**Written request:** Write out the full listing again, exactly as it stands.
>> start Excerpted records
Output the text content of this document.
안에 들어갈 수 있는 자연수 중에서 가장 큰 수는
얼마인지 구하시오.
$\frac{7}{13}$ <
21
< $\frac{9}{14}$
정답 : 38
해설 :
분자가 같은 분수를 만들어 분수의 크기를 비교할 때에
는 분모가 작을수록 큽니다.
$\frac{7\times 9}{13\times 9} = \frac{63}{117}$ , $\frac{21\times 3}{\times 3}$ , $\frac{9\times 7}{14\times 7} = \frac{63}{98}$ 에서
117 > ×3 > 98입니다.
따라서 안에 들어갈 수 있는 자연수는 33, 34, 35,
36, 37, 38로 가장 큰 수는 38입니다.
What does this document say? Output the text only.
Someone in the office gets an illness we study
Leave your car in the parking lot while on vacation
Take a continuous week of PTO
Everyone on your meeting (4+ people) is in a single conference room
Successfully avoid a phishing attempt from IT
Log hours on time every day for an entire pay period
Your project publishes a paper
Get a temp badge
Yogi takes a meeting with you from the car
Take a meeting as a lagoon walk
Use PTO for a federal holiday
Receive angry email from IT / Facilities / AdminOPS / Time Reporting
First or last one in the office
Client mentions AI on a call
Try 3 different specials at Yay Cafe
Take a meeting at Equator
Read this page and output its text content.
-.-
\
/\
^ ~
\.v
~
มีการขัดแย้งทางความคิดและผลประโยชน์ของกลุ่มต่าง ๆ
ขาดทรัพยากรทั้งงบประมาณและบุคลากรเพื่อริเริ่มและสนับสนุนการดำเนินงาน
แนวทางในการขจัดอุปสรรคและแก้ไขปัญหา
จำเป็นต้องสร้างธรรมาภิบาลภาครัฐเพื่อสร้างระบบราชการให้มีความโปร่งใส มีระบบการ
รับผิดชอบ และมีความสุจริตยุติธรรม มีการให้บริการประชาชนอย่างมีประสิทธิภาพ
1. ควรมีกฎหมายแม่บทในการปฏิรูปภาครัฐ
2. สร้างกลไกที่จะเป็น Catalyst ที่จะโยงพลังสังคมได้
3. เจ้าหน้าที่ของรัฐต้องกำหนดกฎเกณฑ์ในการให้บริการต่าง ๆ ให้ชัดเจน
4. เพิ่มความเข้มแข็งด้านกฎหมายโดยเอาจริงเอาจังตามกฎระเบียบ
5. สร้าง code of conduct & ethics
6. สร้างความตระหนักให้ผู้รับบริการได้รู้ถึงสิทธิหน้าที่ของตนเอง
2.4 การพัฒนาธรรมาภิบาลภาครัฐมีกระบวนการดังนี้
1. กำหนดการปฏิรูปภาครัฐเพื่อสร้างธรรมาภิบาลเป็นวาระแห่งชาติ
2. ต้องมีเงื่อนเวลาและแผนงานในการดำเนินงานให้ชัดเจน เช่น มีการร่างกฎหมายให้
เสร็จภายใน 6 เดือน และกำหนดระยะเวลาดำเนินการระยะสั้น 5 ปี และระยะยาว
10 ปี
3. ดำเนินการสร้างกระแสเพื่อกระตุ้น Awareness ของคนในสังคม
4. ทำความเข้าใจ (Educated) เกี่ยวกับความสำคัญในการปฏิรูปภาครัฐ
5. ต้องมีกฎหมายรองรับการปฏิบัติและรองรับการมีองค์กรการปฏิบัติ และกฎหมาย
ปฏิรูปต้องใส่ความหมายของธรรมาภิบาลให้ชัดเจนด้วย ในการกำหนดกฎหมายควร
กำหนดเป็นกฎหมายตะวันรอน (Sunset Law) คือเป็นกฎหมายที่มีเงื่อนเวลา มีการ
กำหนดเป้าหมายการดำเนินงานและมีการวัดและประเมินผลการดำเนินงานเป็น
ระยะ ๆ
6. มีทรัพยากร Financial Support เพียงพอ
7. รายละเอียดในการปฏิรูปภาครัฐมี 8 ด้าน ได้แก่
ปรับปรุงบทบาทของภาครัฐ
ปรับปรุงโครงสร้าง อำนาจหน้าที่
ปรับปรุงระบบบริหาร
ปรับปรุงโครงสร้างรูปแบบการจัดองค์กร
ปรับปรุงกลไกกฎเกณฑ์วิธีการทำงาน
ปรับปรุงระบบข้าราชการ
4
>> end Excerpted records
**Reply:**
Output the text content of this document.
안에 들어갈 수 있는 자연수 중에서 가장 큰 수는
얼마인지 구하시오.
$\frac{7}{13}$ <
21
< $\frac{9}{14}$
정답 : 38
해설 :
분자가 같은 분수를 만들어 분수의 크기를 비교할 때에
는 분모가 작을수록 큽니다.
$\frac{7\times 9}{13\times 9} = \frac{63}{117}$ , $\frac{21\times 3}{\times 3}$ , $\frac{9\times 7}{14\times 7} = \frac{63}{98}$ 에서
117 > ×3 > 98입니다.
따라서 안에 들어갈 수 있는 자연수는 33, 34, 35,
36, 37, 38로 가장 큰 수는 38입니다.
What does this document say? Output the text only.
Someone in the office gets an illness we study
Leave your car in the parking lot while on vacation
Take a continuous week of PTO
Everyone on your meeting (4+ people) is in a single conference room
Successfully avoid a phishing attempt from IT
Log hours on time every day for an entire pay period
Your project publishes a paper
Get a temp badge
Yogi takes a meeting with you from the car
Take a meeting as a lagoon walk
Use PTO for a federal holiday
Receive angry email from IT / Facilities / AdminOPS / Time Reporting
First or last one in the office
Client mentions AI on a call
Try 3 different specials at Yay Cafe
Take a meeting at Equator
Read this page and output its text content.
-.-
\
/\
^ ~
\.v
~
มีการขัดแย้งทางความคิดและผลประโยชน์ของกลุ่มต่าง ๆ
ขาดทรัพยากรทั้งงบประมาณและบุคลากรเพื่อริเริ่มและสนับสนุนการดำเนินงาน
แนวทางในการขจัดอุปสรรคและแก้ไขปัญหา
จำเป็นต้องสร้างธรรมาภิบาลภาครัฐเพื่อสร้างระบบราชการให้มีความโปร่งใส มีระบบการ
รับผิดชอบ และมีความสุจริตยุติธรรม มีการให้บริการประชาชนอย่างมีประสิทธิภาพ
1. ควรมีกฎหมายแม่บทในการปฏิรูปภาครัฐ
2. สร้างกลไกที่จะเป็น Catalyst ที่จะโยงพลังสังคมได้
3. เจ้าหน้าที่ของรัฐต้องกำหนดกฎเกณฑ์ในการให้บริการต่าง ๆ ให้ชัดเจน
4. เพิ่มความเข้มแข็งด้านกฎหมายโดยเอาจริงเอาจังตามกฎระเบียบ
5. สร้าง code of conduct & ethics
6. สร้างความตระหนักให้ผู้รับบริการได้รู้ถึงสิทธิหน้าที่ของตนเอง
2.4 การพัฒนาธรรมาภิบาลภาครัฐมีกระบวนการดังนี้
1. กำหนดการปฏิรูปภาครัฐเพื่อสร้างธรรมาภิบาลเป็นวาระแห่งชาติ
2. ต้องมีเงื่อนเวลาและแผนงานในการดำเนินงานให้ชัดเจน เช่น มีการร่างกฎหมายให้
เสร็จภายใน 6 เดือน และกำหนดระยะเวลาดำเนินการระยะสั้น 5 ปี และระยะยาว
10 ปี
3. ดำเนินการสร้างกระแสเพื่อกระตุ้น Awareness ของคนในสังคม
4. ทำความเข้าใจ (Educated) เกี่ยวกับความสำคัญในการปฏิรูปภาครัฐ
5. ต้องมีกฎหมายรองรับการปฏิบัติและรองรับการมีองค์กรการปฏิบัติ และกฎหมาย
ปฏิรูปต้องใส่ความหมายของธรรมาภิบาลให้ชัดเจนด้วย ในการกำหนดกฎหมายควร
กำหนดเป็นกฎหมายตะวันรอน (Sunset Law) คือเป็นกฎหมายที่มีเงื่อนเวลา มีการ
กำหนดเป้าหมายการดำเนินงานและมีการวัดและประเมินผลการดำเนินงานเป็น
ระยะ ๆ
6. มีทรัพยากร Financial Support เพียงพอ
7. รายละเอียดในการปฏิรูปภาครัฐมี 8 ด้าน ได้แก่
ปรับปรุงบทบาทของภาครัฐ
ปรับปรุงโครงสร้าง อำนาจหน้าที่
ปรับปรุงระบบบริหาร
ปรับปรุงโครงสร้างรูปแบบการจัดองค์กร
ปรับปรุงกลไกกฎเกณฑ์วิธีการทำงาน
ปรับปรุงระบบข้าราชการ
4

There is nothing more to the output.